* _Data_
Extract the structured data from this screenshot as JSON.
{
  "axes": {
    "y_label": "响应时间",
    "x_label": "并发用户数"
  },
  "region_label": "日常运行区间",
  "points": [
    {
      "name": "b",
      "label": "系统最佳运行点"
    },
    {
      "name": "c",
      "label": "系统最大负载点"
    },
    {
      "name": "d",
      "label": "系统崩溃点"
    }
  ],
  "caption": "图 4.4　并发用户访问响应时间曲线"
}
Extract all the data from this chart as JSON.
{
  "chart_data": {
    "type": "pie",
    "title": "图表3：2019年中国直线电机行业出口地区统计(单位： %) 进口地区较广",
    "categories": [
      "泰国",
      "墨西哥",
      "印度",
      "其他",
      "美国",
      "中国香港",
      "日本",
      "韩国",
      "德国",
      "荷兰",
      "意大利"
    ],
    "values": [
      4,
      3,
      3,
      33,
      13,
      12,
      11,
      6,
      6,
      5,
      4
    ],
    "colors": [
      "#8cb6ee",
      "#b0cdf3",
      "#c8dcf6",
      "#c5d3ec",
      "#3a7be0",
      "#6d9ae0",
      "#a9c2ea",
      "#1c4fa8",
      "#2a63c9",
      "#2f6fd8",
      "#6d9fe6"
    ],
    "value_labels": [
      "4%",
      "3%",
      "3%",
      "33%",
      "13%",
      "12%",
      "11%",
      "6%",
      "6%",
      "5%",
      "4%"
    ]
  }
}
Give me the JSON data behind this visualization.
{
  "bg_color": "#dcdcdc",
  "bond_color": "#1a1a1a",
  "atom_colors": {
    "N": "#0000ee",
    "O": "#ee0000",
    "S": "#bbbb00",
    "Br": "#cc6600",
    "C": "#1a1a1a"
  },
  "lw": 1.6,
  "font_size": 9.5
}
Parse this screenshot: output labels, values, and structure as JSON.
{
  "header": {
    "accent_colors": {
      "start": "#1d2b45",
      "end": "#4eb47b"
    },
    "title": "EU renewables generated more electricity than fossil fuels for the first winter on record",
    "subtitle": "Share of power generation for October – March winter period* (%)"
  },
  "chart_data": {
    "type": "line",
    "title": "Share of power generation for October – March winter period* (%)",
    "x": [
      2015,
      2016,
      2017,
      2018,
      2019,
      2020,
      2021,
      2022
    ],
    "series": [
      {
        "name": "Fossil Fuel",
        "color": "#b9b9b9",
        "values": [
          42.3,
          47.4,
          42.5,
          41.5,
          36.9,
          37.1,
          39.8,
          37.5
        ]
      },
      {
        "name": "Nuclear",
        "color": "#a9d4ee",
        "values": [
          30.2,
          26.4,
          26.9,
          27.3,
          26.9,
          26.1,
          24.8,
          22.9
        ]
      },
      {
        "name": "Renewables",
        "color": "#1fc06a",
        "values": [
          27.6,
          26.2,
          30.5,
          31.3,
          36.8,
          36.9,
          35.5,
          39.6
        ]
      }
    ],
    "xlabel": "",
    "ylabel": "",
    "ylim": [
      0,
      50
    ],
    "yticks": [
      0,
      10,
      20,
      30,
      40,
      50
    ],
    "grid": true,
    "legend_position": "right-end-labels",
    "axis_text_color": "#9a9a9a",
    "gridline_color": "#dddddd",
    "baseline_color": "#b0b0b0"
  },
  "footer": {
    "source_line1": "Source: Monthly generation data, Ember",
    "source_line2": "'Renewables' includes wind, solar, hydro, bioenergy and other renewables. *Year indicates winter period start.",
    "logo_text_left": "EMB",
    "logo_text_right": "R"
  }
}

* _What this task involves_
Give the material above again, word for word.

* _Answer to the problem_
Extract the structured data from this screenshot as JSON.
{
  "axes": {
    "y_label": "响应时间",
    "x_label": "并发用户数"
  },
  "region_label": "日常运行区间",
  "points": [
    {
      "name": "b",
      "label": "系统最佳运行点"
    },
    {
      "name": "c",
      "label": "系统最大负载点"
    },
    {
      "name": "d",
      "label": "系统崩溃点"
    }
  ],
  "caption": "图 4.4　并发用户访问响应时间曲线"
}
Extract all the data from this chart as JSON.
{
  "chart_data": {
    "type": "pie",
    "title": "图表3：2019年中国直线电机行业出口地区统计(单位： %) 进口地区较广",
    "categories": [
      "泰国",
      "墨西哥",
      "印度",
      "其他",
      "美国",
      "中国香港",
      "日本",
      "韩国",
      "德国",
      "荷兰",
      "意大利"
    ],
    "values": [
      4,
      3,
      3,
      33,
      13,
      12,
      11,
      6,
      6,
      5,
      4
    ],
    "colors": [
      "#8cb6ee",
      "#b0cdf3",
      "#c8dcf6",
      "#c5d3ec",
      "#3a7be0",
      "#6d9ae0",
      "#a9c2ea",
      "#1c4fa8",
      "#2a63c9",
      "#2f6fd8",
      "#6d9fe6"
    ],
    "value_labels": [
      "4%",
      "3%",
      "3%",
      "33%",
      "13%",
      "12%",
      "11%",
      "6%",
      "6%",
      "5%",
      "4%"
    ]
  }
}
Give me the JSON data behind this visualization.
{
  "bg_color": "#dcdcdc",
  "bond_color": "#1a1a1a",
  "atom_colors": {
    "N": "#0000ee",
    "O": "#ee0000",
    "S": "#bbbb00",
    "Br": "#cc6600",
    "C": "#1a1a1a"
  },
  "lw": 1.6,
  "font_size": 9.5
}
Parse this screenshot: output labels, values, and structure as JSON.
{
  "header": {
    "accent_colors": {
      "start": "#1d2b45",
      "end": "#4eb47b"
    },
    "title": "EU renewables generated more electricity than fossil fuels for the first winter on record",
    "subtitle": "Share of power generation for October – March winter period* (%)"
  },
  "chart_data": {
    "type": "line",
    "title": "Share of power generation for October – March winter period* (%)",
    "x": [
      2015,
      2016,
      2017,
      2018,
      2019,
      2020,
      2021,
      2022
    ],
    "series": [
      {
        "name": "Fossil Fuel",
        "color": "#b9b9b9",
        "values": [
          42.3,
          47.4,
          42.5,
          41.5,
          36.9,
          37.1,
          39.8,
          37.5
        ]
      },
      {
        "name": "Nuclear",
        "color": "#a9d4ee",
        "values": [
          30.2,
          26.4,
          26.9,
          27.3,
          26.9,
          26.1,
          24.8,
          22.9
        ]
      },
      {
        "name": "Renewables",
        "color": "#1fc06a",
        "values": [
          27.6,
          26.2,
          30.5,
          31.3,
          36.8,
          36.9,
          35.5,
          39.6
        ]
      }
    ],
    "xlabel": "",
    "ylabel": "",
    "ylim": [
      0,
      50
    ],
    "yticks": [
      0,
      10,
      20,
      30,
      40,
      50
    ],
    "grid": true,
    "legend_position": "right-end-labels",
    "axis_text_color": "#9a9a9a",
    "gridline_color": "#dddddd",
    "baseline_color": "#b0b0b0"
  },
  "footer": {
    "source_line1": "Source: Monthly generation data, Ember",
    "source_line2": "'Renewables' includes wind, solar, hydro, bioenergy and other renewables. *Year indicates winter period start.",
    "logo_text_left": "EMB",
    "logo_text_right": "R"
  }
}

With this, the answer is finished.